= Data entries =
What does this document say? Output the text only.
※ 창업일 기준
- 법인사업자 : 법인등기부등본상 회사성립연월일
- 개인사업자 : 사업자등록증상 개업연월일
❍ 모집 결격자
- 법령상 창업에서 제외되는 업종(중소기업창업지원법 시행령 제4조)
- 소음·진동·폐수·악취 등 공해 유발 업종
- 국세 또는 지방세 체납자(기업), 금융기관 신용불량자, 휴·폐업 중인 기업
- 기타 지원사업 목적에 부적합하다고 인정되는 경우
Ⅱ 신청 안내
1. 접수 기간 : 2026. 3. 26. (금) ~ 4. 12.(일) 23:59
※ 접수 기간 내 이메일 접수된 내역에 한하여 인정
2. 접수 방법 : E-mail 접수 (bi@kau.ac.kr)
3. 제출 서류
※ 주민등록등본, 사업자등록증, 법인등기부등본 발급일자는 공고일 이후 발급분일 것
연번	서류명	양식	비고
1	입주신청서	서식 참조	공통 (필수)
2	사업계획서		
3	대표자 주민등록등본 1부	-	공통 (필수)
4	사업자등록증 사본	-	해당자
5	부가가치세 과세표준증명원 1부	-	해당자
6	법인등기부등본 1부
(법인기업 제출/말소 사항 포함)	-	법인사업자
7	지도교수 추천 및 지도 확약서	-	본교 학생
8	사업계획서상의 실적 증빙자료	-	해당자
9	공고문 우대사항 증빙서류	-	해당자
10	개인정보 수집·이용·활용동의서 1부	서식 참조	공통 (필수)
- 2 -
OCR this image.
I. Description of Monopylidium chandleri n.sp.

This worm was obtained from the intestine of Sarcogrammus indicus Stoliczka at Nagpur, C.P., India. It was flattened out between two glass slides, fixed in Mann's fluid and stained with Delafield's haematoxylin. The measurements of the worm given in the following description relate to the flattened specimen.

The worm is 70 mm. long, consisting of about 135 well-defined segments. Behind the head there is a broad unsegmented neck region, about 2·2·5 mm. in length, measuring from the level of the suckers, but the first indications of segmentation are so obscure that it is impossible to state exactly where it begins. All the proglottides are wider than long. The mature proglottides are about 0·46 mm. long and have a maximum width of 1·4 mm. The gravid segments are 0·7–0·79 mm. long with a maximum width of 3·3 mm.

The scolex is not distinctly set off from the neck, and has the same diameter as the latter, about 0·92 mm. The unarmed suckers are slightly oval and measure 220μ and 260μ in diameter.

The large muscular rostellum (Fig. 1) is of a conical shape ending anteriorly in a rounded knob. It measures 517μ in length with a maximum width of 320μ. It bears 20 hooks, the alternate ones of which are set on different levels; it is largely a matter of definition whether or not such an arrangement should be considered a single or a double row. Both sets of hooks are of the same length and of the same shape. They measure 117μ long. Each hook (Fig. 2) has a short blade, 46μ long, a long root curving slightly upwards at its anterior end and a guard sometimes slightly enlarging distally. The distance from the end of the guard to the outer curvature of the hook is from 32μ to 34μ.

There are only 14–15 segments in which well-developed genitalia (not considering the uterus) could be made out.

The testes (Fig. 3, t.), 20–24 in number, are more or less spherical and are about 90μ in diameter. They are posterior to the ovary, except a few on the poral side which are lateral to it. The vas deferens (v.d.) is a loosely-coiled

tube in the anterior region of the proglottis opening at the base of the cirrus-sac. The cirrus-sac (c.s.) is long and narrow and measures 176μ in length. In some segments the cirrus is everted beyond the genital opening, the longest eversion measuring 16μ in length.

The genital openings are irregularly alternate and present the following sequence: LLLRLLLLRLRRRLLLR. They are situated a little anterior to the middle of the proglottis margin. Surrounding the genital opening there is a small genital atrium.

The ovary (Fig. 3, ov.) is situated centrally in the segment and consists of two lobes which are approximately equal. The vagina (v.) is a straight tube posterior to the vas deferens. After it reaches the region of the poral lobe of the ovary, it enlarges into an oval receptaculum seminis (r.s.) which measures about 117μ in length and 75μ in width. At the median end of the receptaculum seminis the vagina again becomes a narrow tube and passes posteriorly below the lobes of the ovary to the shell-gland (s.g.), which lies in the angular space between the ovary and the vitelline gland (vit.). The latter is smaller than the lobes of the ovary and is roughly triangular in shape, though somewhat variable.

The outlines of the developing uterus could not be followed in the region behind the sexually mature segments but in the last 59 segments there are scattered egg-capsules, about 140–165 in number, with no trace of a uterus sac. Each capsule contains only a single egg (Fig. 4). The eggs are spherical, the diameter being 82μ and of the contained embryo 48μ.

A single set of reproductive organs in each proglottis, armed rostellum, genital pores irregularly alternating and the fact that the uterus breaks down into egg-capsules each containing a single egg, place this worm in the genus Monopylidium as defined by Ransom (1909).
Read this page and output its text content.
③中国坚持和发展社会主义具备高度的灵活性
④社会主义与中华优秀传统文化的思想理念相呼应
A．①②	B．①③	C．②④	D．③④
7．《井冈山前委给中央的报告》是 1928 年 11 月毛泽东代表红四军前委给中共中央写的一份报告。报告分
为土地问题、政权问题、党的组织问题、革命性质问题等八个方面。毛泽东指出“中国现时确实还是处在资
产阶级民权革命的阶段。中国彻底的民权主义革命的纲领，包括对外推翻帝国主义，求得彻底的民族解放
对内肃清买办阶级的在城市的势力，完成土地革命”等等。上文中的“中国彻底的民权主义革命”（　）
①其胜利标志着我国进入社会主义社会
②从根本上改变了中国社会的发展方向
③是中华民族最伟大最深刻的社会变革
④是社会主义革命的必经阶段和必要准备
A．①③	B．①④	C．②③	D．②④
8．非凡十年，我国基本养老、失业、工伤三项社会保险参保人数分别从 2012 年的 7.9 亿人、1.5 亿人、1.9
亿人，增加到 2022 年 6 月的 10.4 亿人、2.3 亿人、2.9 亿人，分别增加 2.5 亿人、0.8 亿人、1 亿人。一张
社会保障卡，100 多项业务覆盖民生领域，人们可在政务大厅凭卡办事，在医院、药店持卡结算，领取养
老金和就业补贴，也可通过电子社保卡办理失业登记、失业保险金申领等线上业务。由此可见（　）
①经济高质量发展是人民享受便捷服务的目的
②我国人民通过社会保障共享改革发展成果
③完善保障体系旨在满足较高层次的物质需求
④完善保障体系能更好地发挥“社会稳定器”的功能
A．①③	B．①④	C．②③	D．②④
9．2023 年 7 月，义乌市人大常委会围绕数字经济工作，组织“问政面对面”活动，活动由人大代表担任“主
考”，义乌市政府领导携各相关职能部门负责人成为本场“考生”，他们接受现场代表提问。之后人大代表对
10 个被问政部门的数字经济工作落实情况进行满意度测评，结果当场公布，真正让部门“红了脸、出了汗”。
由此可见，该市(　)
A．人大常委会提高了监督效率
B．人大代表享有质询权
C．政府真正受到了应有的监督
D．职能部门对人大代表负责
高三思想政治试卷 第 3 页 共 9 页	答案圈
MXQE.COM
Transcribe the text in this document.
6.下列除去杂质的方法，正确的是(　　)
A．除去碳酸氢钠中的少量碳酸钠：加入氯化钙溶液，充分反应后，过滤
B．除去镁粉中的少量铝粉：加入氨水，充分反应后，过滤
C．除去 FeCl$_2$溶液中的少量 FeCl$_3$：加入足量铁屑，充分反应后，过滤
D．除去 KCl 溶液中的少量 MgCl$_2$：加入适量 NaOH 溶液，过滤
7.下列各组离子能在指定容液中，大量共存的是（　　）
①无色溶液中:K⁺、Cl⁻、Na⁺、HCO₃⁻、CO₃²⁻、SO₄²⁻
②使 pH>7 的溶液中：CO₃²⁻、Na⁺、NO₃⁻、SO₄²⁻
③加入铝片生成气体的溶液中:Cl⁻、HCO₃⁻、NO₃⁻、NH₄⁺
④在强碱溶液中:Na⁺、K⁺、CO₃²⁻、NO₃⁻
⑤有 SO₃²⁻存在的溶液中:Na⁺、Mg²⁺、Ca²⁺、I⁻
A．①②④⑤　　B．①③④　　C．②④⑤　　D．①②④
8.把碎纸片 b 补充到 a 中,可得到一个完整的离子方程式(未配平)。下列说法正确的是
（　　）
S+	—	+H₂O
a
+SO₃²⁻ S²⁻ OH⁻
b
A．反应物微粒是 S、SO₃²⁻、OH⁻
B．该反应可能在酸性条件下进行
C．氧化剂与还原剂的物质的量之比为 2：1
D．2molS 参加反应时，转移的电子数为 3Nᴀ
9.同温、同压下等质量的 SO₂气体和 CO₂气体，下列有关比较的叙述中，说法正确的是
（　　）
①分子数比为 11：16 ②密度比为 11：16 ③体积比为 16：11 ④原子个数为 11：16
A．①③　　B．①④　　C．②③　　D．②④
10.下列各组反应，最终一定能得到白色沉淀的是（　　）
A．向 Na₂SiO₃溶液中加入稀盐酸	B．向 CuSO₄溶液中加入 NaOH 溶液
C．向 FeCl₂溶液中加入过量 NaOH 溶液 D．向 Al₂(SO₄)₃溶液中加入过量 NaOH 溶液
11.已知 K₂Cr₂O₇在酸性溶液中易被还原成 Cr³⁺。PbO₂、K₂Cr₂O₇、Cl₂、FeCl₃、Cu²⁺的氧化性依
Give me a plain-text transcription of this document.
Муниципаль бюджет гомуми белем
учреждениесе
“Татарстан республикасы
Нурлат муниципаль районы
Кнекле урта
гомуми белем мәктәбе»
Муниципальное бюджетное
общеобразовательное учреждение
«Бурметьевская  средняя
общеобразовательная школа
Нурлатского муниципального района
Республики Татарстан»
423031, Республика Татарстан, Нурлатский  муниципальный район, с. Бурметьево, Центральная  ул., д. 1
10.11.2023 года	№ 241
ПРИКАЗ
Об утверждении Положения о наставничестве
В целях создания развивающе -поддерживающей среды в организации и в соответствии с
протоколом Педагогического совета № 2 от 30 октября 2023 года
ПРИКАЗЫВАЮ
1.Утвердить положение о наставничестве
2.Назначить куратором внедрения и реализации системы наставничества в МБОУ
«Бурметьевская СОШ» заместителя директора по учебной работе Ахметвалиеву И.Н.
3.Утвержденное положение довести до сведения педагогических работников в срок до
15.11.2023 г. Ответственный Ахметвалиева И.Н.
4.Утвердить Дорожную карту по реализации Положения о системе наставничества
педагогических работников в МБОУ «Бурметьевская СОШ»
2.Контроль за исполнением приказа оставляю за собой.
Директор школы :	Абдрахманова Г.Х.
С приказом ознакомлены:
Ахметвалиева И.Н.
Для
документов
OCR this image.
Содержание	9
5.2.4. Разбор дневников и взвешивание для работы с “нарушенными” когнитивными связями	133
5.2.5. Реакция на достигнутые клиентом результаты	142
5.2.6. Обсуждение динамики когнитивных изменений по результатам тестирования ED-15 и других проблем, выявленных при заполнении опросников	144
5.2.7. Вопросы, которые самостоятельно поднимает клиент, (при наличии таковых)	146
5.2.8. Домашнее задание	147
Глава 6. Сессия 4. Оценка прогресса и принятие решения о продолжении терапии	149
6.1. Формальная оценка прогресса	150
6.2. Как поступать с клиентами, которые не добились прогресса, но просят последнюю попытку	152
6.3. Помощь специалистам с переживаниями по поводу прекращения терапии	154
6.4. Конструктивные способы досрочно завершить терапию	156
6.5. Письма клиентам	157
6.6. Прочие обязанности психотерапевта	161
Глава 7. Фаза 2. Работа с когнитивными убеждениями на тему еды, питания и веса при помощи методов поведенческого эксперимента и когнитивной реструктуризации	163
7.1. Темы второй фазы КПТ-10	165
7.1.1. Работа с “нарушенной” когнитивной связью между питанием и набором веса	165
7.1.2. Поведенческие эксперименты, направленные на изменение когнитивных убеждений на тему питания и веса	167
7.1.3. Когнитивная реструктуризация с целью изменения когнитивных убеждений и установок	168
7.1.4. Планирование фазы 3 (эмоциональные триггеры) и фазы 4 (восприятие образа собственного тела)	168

= STATED EXERCISE =
Search the data above for the string "充分反应后" and copy each line that has it.

= TASK RESPONSE =
A．除去碳酸氢钠中的少量碳酸钠：加入氯化钙溶液，充分反应后，过滤
B．除去镁粉中的少量铝粉：加入氨水，充分反应后，过滤
C．除去 FeCl$_2$溶液中的少量 FeCl$_3$：加入足量铁屑，充分反应后，过滤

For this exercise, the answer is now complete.